[Collected data]
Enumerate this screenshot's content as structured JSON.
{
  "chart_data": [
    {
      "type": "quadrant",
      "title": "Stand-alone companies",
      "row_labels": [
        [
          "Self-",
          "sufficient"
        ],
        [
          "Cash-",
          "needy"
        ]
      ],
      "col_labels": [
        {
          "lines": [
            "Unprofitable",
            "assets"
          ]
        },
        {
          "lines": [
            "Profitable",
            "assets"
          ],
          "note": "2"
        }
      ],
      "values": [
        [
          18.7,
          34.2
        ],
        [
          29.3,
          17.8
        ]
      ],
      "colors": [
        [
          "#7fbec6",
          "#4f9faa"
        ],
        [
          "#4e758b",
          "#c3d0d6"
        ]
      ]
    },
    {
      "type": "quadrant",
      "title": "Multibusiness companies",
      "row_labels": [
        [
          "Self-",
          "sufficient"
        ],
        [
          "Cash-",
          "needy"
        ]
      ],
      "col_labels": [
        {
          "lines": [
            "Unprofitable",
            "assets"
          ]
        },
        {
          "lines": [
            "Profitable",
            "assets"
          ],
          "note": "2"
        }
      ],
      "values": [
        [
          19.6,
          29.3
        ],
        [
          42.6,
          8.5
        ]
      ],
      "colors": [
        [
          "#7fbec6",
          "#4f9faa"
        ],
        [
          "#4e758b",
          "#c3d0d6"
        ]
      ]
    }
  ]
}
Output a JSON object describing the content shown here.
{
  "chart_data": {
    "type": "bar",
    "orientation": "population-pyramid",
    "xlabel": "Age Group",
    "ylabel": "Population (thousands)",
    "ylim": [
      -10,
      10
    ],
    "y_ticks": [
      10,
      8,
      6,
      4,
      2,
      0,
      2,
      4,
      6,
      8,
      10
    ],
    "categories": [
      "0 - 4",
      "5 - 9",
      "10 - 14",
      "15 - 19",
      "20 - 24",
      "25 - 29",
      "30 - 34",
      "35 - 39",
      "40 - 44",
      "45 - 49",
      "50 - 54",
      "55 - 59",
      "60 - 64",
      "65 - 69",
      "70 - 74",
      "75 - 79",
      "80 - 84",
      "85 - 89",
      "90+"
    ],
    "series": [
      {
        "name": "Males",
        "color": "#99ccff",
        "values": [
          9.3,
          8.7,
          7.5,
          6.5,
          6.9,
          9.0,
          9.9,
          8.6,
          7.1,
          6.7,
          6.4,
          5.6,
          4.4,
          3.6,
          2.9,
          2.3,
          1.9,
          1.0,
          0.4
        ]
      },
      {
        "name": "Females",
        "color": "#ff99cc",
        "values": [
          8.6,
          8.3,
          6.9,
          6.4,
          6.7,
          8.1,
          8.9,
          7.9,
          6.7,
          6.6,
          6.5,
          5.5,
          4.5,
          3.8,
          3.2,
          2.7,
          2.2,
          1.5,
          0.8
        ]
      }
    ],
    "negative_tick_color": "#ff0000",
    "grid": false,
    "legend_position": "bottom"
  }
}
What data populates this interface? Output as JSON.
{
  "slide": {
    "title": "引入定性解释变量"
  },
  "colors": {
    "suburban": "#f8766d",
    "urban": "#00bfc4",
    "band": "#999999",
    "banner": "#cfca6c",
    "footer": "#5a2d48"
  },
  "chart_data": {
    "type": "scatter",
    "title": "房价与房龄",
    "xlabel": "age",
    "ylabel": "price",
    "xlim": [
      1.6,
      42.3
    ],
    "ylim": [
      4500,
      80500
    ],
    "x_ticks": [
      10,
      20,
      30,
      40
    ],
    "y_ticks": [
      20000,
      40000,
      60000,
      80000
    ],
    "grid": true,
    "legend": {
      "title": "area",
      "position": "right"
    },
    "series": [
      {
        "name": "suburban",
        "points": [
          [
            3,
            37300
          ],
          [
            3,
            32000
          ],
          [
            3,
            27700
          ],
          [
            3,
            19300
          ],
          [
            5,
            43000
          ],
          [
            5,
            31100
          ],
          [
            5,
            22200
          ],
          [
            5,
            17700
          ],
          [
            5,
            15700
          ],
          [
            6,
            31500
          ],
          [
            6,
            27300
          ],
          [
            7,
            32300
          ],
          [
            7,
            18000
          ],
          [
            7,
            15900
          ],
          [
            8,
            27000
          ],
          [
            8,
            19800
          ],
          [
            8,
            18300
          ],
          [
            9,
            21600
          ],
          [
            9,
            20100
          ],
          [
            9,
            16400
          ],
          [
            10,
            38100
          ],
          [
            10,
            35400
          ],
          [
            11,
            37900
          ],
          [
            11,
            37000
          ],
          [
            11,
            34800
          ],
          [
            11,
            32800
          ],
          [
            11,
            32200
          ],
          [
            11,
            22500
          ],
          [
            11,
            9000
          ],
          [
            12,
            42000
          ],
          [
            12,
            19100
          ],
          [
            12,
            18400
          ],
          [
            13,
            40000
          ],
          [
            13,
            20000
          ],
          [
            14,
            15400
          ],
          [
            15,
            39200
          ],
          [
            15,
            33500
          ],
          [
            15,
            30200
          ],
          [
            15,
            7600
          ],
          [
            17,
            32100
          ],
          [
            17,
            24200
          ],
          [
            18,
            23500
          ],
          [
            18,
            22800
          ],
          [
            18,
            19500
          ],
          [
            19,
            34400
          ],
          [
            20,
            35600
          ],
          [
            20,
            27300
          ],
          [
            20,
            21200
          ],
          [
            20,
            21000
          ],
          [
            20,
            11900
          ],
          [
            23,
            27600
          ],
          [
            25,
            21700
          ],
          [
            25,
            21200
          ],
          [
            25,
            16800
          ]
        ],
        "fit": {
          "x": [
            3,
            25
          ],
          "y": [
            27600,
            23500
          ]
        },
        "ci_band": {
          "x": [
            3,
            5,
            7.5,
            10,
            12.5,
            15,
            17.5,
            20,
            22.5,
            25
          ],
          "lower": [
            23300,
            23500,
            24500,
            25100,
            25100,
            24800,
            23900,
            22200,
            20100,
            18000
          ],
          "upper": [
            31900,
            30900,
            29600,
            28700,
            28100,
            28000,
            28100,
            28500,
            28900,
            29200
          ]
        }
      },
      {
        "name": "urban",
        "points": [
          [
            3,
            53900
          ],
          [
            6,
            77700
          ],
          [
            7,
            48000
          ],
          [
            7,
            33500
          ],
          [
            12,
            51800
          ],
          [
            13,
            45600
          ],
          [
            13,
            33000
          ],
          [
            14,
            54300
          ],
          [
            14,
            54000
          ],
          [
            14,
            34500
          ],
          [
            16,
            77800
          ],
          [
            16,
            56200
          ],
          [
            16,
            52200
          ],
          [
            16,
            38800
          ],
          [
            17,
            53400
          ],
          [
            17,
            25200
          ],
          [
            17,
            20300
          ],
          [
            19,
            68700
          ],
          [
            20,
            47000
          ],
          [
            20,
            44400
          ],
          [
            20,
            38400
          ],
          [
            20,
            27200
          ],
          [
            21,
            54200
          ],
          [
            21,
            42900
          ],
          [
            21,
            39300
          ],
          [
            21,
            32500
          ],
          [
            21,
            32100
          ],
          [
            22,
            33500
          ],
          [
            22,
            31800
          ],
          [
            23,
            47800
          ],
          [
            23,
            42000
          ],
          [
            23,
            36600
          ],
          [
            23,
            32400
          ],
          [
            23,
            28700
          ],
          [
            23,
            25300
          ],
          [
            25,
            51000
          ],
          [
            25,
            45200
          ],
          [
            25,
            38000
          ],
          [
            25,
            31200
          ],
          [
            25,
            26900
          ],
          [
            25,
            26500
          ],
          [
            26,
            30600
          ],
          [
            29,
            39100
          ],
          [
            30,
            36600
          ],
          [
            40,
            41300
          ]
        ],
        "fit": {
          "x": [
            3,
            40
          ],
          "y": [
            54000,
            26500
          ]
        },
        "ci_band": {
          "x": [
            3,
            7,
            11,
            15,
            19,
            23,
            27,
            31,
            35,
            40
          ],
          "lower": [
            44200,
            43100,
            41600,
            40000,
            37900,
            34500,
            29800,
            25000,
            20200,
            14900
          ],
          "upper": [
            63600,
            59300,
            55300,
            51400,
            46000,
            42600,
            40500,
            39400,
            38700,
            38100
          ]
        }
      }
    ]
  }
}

- **PROBLEM TO SOLVE**: Report only the number of lines that hold the word "content".

- **COMPLETED EXERCISE**: 2